▶ **What the task requires**: Read through the records below and copy each line that uses the word "this".

— START OF Task data —

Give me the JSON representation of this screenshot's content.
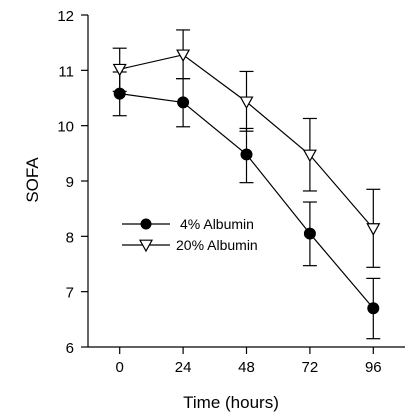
{
  "chart_data": {
    "type": "line",
    "xlabel": "Time (hours)",
    "ylabel": "SOFA",
    "x": [
      0,
      24,
      48,
      72,
      96
    ],
    "xlim": [
      -12,
      108
    ],
    "ylim": [
      6,
      12
    ],
    "xticks": [
      "0",
      "24",
      "48",
      "72",
      "96"
    ],
    "yticks": [
      "6",
      "7",
      "8",
      "9",
      "10",
      "11",
      "12"
    ],
    "grid": false,
    "legend_position": "lower-left",
    "series": [
      {
        "name": "4% Albumin",
        "marker": "filled-circle",
        "values": [
          10.58,
          10.42,
          9.48,
          8.05,
          6.7
        ],
        "error_upper": [
          10.97,
          10.85,
          9.95,
          8.62,
          7.24
        ],
        "error_lower": [
          10.18,
          9.98,
          8.97,
          7.47,
          6.15
        ]
      },
      {
        "name": "20% Albumin",
        "marker": "open-triangle-down",
        "values": [
          11.02,
          11.28,
          10.43,
          9.47,
          8.14
        ],
        "error_upper": [
          11.4,
          11.73,
          10.98,
          10.13,
          8.85
        ],
        "error_lower": [
          10.62,
          10.85,
          9.9,
          8.82,
          7.44
        ]
      }
    ]
  }
}
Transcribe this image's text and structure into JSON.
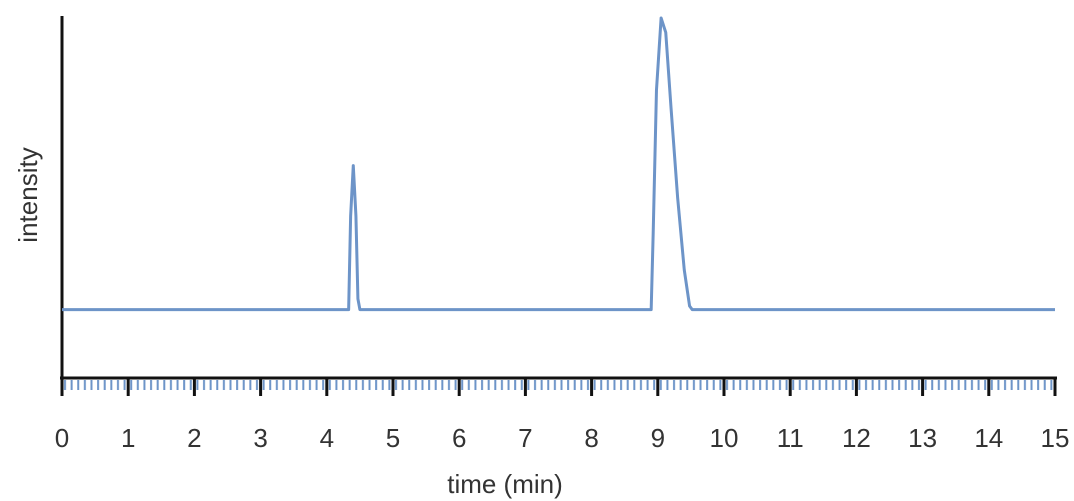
{
  "chart_data": {
    "type": "line",
    "x_label": "time (min)",
    "y_label": "intensity",
    "x": [
      0,
      4.33,
      4.36,
      4.4,
      4.44,
      4.47,
      4.5,
      8.9,
      8.93,
      8.98,
      9.05,
      9.12,
      9.2,
      9.3,
      9.4,
      9.48,
      9.52,
      15
    ],
    "series": [
      {
        "color": "#6d94c8",
        "values": [
          1.9,
          1.9,
          4.5,
          5.9,
          4.5,
          2.2,
          1.9,
          1.9,
          4,
          8,
          10,
          9.6,
          7.5,
          5,
          3,
          2,
          1.9,
          1.9
        ]
      }
    ],
    "xlim": [
      0,
      15
    ],
    "xticks": [
      0,
      1,
      2,
      3,
      4,
      5,
      6,
      7,
      8,
      9,
      10,
      11,
      12,
      13,
      14,
      15
    ],
    "ylim": [
      0,
      10
    ],
    "grid": false
  }
}
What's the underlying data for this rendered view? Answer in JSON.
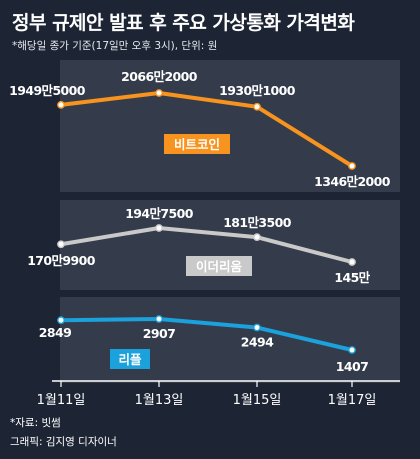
{
  "title": "정부 규제안 발표 후 주요 가상통화 가격변화",
  "subtitle": "*해당일 종가 기준(17일만 오후 3시), 단위: 원",
  "source": "*자료: 빗썸",
  "credit": "그래픽: 김지영 디자이너",
  "colors": {
    "background": "#1d2535",
    "panel": "#343c4c",
    "bitcoin": "#f7931e",
    "ethereum": "#c9c9c9",
    "ripple": "#1ba1dc",
    "marker_fill": "#ffffff"
  },
  "chart_data": {
    "type": "line",
    "categories": [
      "1월11일",
      "1월13일",
      "1월15일",
      "1월17일"
    ],
    "panels": [
      {
        "series": [
          {
            "name": "비트코인",
            "values": [
              19495000,
              20662000,
              19301000,
              13462000
            ],
            "labels": [
              "1949만5000",
              "2066만2000",
              "1930만1000",
              "1346만2000"
            ],
            "color": "#f7931e"
          }
        ]
      },
      {
        "series": [
          {
            "name": "이더리움",
            "values": [
              1709900,
              1947500,
              1813500,
              1450000
            ],
            "labels": [
              "170만9900",
              "194만7500",
              "181만3500",
              "145만"
            ],
            "color": "#c9c9c9"
          }
        ]
      },
      {
        "series": [
          {
            "name": "리플",
            "values": [
              2849,
              2907,
              2494,
              1407
            ],
            "labels": [
              "2849",
              "2907",
              "2494",
              "1407"
            ],
            "color": "#1ba1dc"
          }
        ]
      }
    ]
  }
}
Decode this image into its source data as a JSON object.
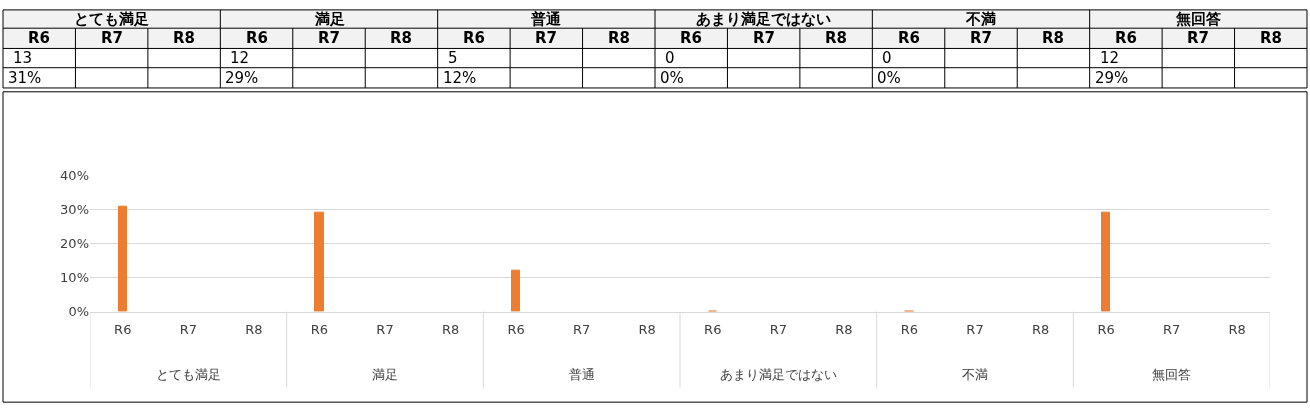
{
  "chart_data": {
    "type": "bar",
    "categories": [
      "R6",
      "R7",
      "R8",
      "R6",
      "R7",
      "R8",
      "R6",
      "R7",
      "R8",
      "R6",
      "R7",
      "R8",
      "R6",
      "R7",
      "R8",
      "R6",
      "R7",
      "R8"
    ],
    "values": [
      31,
      null,
      null,
      29,
      null,
      null,
      12,
      null,
      null,
      0,
      null,
      null,
      0,
      null,
      null,
      29,
      null,
      null
    ],
    "annotations": [
      "とても満足",
      "満足",
      "普通",
      "あまり満足ではない",
      "不満",
      "無回答",
      "13",
      "12",
      "5",
      "0",
      "0",
      "12",
      "31%",
      "29%",
      "12%",
      "0%",
      "0%",
      "29%"
    ],
    "color": "#ed7d31",
    "ylim": [
      0,
      40
    ],
    "yticks": [
      {
        "value": 0,
        "label": "0%"
      },
      {
        "value": 10,
        "label": "10%"
      },
      {
        "value": 20,
        "label": "20%"
      },
      {
        "value": 30,
        "label": "30%"
      },
      {
        "value": 40,
        "label": "40%"
      }
    ],
    "grid": "y",
    "legend": false
  }
}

— END OF Task data —

▶ **Finished answer**:
Give me the JSON representation of this screenshot's content.
Transcribe this image's text and structure into JSON.
What's the underlying data for this rendered view? Answer in JSON.
Decode this image into its source data as a JSON object.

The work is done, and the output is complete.